**Problem to solve**
Read through the entries below and return each line with the word "title".
-- BEGIN --
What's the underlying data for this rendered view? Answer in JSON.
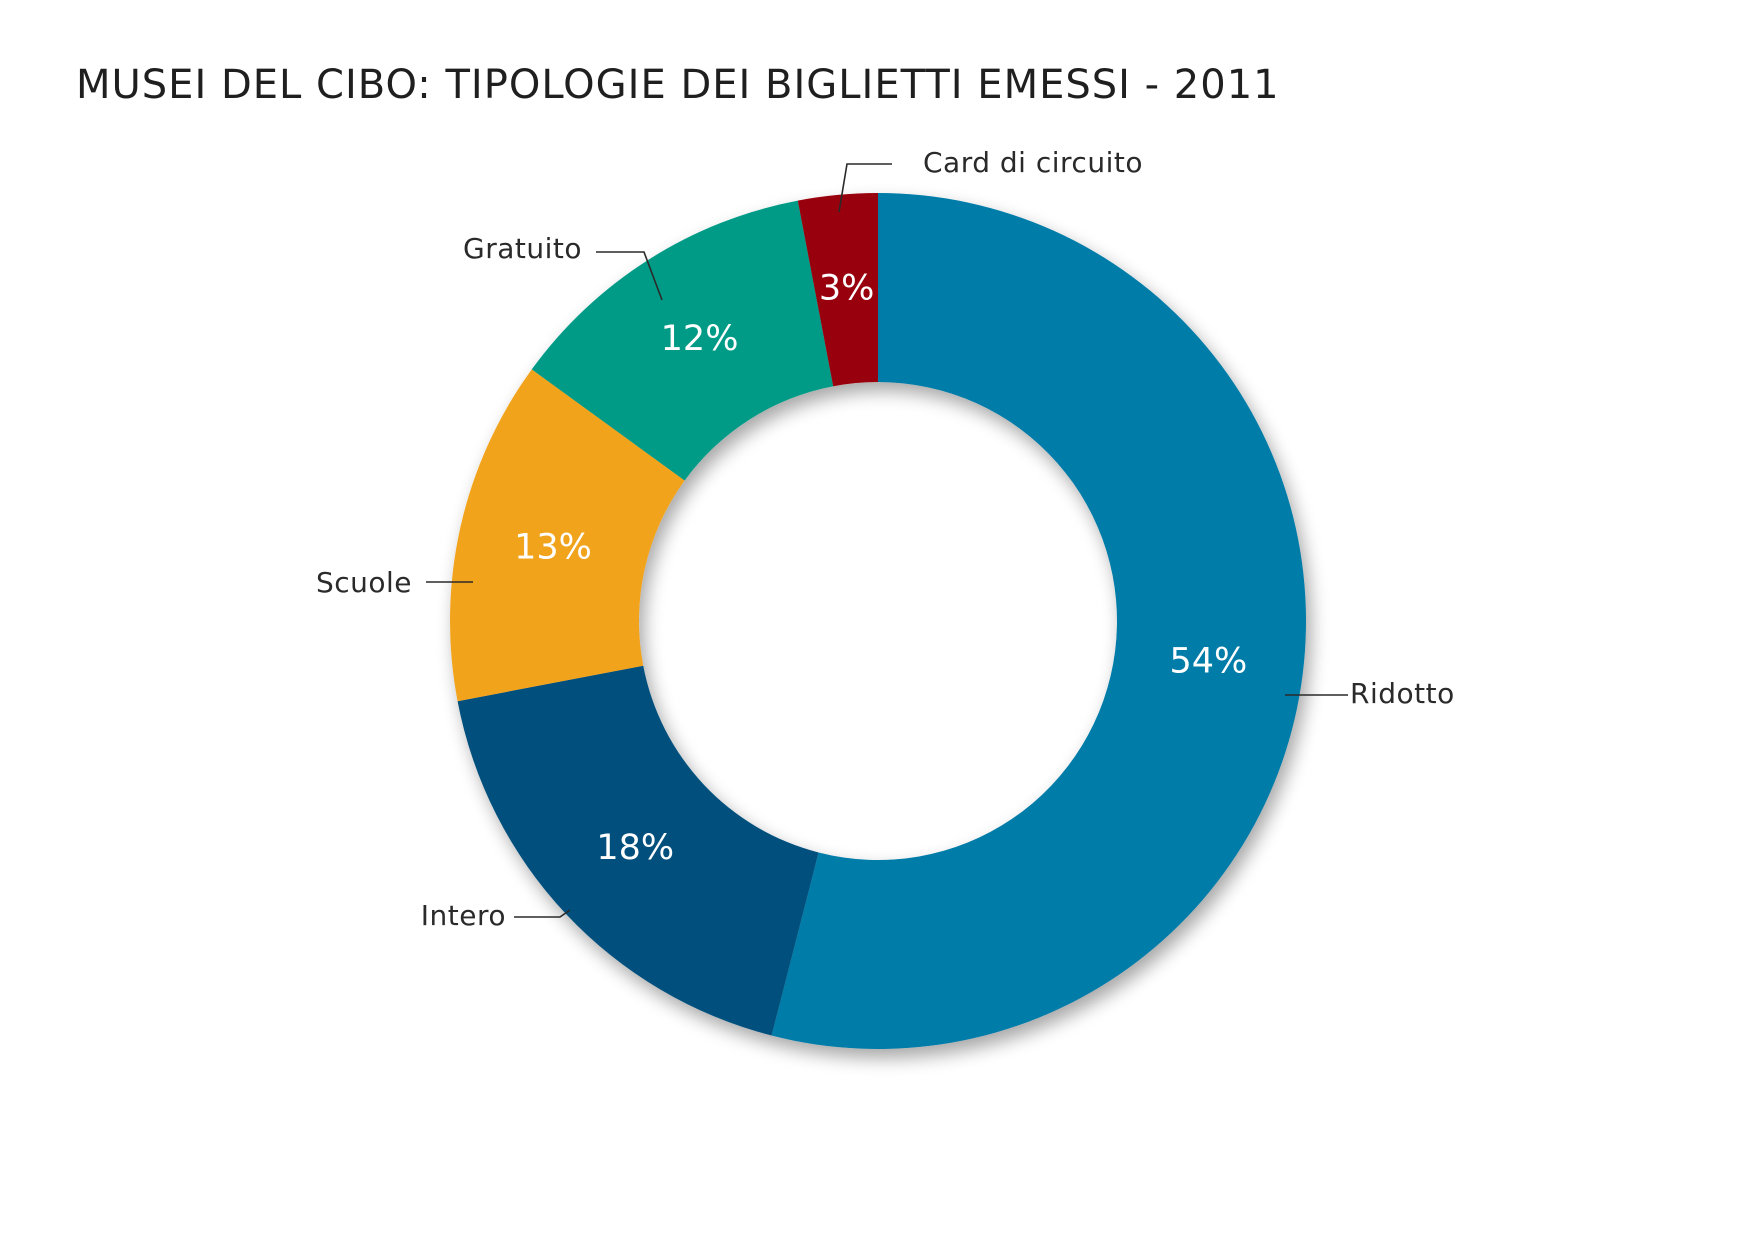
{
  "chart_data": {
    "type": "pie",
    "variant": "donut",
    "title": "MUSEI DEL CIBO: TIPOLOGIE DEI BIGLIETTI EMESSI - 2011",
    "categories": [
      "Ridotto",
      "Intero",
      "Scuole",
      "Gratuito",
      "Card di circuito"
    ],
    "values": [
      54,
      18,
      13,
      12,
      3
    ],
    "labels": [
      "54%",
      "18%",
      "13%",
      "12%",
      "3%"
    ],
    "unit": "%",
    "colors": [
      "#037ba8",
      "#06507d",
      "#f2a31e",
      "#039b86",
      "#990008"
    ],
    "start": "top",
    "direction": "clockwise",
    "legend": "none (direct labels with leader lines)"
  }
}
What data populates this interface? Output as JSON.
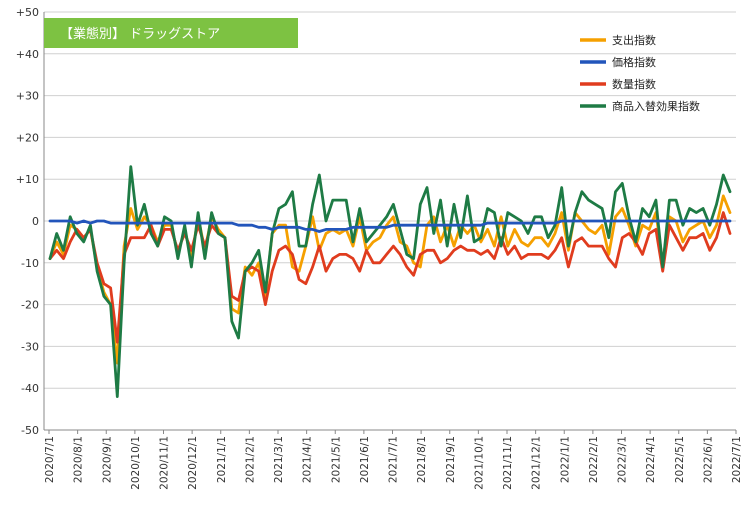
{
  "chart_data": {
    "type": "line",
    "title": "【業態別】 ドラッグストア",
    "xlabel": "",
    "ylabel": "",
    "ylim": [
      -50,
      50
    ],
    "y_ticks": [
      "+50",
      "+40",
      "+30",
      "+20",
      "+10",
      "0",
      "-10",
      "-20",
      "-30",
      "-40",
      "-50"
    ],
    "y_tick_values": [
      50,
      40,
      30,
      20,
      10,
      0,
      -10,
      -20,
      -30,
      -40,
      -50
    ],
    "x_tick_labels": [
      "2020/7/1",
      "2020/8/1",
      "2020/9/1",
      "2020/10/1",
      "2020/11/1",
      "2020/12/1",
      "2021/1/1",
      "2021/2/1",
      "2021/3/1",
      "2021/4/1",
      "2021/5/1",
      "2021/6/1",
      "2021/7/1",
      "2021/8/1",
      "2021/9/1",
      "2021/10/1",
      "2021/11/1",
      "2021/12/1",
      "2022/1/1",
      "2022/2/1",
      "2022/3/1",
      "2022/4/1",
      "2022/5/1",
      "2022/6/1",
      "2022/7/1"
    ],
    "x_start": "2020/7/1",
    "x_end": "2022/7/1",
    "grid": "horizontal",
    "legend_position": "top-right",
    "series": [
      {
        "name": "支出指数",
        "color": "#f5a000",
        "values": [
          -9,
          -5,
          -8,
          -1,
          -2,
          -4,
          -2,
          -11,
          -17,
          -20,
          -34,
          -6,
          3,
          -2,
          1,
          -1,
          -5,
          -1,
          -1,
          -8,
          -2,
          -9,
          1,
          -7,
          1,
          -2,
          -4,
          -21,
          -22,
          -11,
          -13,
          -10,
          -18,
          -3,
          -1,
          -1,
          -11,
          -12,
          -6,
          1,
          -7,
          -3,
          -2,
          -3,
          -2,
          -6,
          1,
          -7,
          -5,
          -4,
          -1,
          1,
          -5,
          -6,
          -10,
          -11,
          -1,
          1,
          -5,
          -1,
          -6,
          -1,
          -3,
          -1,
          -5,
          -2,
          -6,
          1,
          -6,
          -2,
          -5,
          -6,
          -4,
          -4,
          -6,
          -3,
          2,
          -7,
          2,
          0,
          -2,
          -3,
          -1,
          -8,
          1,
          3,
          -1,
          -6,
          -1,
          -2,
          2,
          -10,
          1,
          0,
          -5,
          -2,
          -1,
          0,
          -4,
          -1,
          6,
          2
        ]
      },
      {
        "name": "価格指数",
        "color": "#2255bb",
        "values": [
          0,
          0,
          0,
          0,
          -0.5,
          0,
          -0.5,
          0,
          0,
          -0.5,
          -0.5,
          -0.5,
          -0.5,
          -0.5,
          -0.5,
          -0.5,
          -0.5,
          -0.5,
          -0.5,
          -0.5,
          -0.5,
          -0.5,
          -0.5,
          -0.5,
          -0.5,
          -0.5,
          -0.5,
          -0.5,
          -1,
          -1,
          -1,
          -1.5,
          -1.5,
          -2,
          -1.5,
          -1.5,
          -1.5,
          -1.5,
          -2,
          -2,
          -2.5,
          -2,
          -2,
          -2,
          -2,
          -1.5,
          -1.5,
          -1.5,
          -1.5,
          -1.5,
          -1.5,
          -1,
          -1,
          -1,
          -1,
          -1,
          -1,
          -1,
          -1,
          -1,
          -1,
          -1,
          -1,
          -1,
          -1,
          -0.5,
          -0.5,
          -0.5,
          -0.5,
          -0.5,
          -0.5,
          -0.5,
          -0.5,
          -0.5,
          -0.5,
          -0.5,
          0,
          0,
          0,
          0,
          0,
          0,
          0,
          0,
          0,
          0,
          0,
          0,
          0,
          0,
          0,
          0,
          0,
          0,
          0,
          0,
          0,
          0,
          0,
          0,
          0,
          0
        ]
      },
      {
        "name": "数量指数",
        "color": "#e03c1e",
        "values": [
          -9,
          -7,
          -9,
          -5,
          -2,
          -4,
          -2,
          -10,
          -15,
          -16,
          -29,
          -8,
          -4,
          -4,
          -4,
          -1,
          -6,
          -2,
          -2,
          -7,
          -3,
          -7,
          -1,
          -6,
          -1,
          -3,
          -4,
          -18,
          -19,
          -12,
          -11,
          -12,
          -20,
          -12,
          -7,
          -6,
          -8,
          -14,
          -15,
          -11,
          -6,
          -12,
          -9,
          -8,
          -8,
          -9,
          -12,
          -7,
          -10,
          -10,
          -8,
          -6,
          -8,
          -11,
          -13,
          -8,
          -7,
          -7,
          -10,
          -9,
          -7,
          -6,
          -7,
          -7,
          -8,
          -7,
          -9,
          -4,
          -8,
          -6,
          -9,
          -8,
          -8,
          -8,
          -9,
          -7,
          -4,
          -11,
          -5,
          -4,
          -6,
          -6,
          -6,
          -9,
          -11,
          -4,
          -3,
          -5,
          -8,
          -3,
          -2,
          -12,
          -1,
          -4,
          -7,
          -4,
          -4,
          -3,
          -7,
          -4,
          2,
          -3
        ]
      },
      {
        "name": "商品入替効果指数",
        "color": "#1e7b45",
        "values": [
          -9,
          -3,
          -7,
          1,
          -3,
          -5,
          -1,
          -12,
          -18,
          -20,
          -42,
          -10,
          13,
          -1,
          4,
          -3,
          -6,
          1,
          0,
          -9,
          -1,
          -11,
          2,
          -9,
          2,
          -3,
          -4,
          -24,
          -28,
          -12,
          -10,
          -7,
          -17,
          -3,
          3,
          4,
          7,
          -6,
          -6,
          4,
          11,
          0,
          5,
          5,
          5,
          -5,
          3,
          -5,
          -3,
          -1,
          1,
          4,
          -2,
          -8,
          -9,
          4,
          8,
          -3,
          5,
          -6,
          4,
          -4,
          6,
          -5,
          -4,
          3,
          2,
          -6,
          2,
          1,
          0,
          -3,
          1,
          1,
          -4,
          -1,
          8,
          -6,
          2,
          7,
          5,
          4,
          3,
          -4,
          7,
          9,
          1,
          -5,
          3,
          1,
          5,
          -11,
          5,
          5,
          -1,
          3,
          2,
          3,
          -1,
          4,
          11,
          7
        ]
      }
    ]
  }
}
-- END --
**Written solution**
    "title": "MUSEI DEL CIBO: TIPOLOGIE DEI BIGLIETTI EMESSI - 2011",
    "title": "【業態別】 ドラッグストア",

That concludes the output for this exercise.